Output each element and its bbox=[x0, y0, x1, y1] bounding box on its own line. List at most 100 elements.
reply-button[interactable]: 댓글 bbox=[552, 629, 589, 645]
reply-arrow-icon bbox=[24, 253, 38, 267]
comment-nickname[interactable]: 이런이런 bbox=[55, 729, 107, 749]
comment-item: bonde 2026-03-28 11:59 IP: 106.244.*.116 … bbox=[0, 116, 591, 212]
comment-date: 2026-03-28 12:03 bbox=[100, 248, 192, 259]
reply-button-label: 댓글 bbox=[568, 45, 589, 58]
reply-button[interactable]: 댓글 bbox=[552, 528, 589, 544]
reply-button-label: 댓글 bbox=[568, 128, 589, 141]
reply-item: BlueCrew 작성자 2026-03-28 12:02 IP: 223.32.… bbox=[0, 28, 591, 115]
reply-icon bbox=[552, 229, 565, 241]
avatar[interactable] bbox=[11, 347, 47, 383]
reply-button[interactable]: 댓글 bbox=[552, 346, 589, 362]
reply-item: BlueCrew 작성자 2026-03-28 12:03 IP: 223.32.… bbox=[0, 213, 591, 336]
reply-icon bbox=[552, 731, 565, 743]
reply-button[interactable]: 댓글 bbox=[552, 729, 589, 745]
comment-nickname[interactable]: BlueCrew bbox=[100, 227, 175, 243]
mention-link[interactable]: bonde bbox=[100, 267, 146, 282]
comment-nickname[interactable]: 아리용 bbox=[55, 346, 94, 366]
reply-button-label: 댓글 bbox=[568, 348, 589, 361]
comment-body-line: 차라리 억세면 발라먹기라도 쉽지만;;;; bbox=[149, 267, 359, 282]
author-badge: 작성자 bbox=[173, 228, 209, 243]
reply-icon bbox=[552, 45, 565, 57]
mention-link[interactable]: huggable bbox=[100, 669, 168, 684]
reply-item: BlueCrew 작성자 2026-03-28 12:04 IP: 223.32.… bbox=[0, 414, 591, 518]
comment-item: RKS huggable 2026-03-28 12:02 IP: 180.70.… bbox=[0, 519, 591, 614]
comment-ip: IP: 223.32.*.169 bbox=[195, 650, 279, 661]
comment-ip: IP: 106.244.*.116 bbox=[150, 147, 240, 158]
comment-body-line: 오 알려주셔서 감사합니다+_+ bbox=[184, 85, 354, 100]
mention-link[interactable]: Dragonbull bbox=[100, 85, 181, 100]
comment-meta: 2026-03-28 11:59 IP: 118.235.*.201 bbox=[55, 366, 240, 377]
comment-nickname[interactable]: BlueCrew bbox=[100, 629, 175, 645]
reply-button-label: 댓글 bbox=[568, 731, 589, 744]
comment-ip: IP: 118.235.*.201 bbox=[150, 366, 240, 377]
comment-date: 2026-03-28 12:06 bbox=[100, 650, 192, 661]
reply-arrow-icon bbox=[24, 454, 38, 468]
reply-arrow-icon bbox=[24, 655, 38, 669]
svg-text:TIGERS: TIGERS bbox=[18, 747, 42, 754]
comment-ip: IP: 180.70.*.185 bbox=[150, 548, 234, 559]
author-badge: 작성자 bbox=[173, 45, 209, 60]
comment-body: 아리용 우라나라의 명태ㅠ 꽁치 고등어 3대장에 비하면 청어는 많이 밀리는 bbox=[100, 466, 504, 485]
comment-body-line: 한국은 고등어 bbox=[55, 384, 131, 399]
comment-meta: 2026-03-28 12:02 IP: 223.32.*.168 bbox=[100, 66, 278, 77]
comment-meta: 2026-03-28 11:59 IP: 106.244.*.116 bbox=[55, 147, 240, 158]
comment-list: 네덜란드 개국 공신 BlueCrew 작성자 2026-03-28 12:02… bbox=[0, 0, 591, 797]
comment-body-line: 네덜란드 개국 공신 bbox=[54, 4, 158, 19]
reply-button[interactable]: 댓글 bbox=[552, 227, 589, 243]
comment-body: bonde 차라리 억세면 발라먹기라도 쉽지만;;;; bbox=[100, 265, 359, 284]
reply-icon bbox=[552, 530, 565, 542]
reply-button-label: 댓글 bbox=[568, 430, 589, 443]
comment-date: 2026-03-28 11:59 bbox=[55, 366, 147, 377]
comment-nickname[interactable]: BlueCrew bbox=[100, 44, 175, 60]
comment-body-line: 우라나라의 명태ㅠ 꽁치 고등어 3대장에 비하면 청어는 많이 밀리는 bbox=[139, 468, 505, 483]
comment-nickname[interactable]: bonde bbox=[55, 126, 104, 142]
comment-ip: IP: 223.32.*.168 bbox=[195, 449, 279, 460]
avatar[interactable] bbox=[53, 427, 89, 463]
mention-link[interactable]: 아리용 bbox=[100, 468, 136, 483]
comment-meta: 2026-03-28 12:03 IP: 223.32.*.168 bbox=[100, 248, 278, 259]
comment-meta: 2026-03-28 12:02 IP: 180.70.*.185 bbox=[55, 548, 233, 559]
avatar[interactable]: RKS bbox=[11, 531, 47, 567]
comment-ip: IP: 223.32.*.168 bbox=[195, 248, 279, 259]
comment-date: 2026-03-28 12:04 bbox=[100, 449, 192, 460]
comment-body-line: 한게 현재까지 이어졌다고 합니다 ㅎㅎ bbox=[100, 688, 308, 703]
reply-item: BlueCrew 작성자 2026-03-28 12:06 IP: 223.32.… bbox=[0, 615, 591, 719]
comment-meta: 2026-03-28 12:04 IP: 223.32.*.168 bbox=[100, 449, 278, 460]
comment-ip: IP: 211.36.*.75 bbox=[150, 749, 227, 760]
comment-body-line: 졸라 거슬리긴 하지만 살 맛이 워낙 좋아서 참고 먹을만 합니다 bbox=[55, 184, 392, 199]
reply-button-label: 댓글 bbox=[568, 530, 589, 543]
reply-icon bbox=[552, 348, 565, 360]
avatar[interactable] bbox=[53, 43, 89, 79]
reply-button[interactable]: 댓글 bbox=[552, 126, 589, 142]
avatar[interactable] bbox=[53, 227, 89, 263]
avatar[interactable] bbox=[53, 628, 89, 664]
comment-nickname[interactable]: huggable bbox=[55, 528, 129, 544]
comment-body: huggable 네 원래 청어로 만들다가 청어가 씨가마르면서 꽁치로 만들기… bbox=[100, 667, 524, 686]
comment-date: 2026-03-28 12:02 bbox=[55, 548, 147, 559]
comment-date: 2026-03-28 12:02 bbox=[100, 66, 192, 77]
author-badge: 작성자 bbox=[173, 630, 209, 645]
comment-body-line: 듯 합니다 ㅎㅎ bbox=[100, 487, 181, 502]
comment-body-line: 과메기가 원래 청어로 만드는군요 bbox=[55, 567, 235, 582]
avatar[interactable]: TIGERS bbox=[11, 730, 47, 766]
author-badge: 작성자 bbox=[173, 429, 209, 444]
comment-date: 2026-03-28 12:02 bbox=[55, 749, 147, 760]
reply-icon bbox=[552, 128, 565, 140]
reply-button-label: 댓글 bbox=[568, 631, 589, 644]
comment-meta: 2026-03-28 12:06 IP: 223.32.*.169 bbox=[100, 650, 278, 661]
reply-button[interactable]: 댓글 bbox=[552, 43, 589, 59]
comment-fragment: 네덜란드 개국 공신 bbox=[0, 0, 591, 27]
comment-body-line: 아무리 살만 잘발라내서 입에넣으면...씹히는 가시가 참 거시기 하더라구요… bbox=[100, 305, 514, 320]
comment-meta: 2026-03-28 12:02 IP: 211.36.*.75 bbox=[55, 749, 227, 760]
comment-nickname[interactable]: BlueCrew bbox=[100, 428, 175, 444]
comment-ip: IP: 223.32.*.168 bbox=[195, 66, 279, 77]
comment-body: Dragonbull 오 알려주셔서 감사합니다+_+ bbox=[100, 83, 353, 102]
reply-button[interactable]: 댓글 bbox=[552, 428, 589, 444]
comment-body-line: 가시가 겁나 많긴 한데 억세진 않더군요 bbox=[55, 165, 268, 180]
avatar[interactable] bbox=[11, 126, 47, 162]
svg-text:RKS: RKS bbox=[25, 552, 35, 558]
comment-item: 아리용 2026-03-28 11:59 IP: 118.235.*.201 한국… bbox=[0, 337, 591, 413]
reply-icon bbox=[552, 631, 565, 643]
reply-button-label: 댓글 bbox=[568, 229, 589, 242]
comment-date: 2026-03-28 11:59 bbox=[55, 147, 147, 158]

• _GOAL_: Copy the data from its first line through the line holding "comment-nickname[interactable]: 이런이런 bbox=[55, 729, 107, 749]", inclusive, with "reply-arrow-icon" swapped for "arrow-icon" and nothing else altered.

• _RESULT_:
Output each element and its bbox=[x0, y0, x1, y1] bounding box on its own line. List at most 100 elements.
reply-button[interactable]: 댓글 bbox=[552, 629, 589, 645]
arrow-icon bbox=[24, 253, 38, 267]
comment-nickname[interactable]: 이런이런 bbox=[55, 729, 107, 749]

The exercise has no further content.